#### Required task
Collect each row below that contains the word "среднему" and copy those rows in full.

## start Rows

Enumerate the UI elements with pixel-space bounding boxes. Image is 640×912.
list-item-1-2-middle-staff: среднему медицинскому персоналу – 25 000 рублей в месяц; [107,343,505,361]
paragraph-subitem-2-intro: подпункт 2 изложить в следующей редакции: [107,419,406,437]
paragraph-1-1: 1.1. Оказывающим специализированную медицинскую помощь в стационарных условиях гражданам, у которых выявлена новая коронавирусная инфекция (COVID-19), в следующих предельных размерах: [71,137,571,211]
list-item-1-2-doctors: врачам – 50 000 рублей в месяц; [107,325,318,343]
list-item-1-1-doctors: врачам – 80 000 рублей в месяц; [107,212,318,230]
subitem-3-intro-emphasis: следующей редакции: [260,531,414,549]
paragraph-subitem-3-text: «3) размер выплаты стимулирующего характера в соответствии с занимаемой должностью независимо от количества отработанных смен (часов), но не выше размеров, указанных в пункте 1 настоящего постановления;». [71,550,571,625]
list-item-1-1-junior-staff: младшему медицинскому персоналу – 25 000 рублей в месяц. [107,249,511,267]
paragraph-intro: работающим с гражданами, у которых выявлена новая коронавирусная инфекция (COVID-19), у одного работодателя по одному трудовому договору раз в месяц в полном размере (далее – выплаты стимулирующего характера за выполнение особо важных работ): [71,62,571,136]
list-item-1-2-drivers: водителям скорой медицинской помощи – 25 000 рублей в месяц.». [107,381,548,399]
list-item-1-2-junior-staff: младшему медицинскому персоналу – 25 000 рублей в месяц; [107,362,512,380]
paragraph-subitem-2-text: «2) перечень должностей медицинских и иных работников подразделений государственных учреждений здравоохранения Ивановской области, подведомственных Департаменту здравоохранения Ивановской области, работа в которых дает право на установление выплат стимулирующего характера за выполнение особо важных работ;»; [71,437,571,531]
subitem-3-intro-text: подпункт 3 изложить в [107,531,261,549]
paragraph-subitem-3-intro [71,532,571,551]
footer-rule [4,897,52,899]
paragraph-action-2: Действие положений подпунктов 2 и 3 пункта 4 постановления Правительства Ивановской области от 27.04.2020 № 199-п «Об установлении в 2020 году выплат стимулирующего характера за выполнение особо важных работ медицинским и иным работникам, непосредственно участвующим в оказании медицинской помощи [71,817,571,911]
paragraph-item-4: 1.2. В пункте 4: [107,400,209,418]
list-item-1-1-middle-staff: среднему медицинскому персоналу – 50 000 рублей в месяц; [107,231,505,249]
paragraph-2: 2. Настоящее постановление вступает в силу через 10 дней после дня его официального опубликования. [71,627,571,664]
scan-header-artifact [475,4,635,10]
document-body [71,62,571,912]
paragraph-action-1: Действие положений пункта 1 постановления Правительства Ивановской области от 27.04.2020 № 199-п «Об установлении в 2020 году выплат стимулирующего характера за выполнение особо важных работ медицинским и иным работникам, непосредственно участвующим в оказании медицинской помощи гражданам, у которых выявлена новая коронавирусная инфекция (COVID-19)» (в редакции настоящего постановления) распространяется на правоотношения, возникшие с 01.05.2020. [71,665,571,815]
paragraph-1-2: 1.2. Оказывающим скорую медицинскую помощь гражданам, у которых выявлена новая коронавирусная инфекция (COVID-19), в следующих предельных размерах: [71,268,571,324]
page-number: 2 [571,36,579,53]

## end Rows

#### Finished answer
list-item-1-2-middle-staff: среднему медицинскому персоналу – 25 000 рублей в месяц; [107,343,505,361]
list-item-1-1-middle-staff: среднему медицинскому персоналу – 50 000 рублей в месяц; [107,231,505,249]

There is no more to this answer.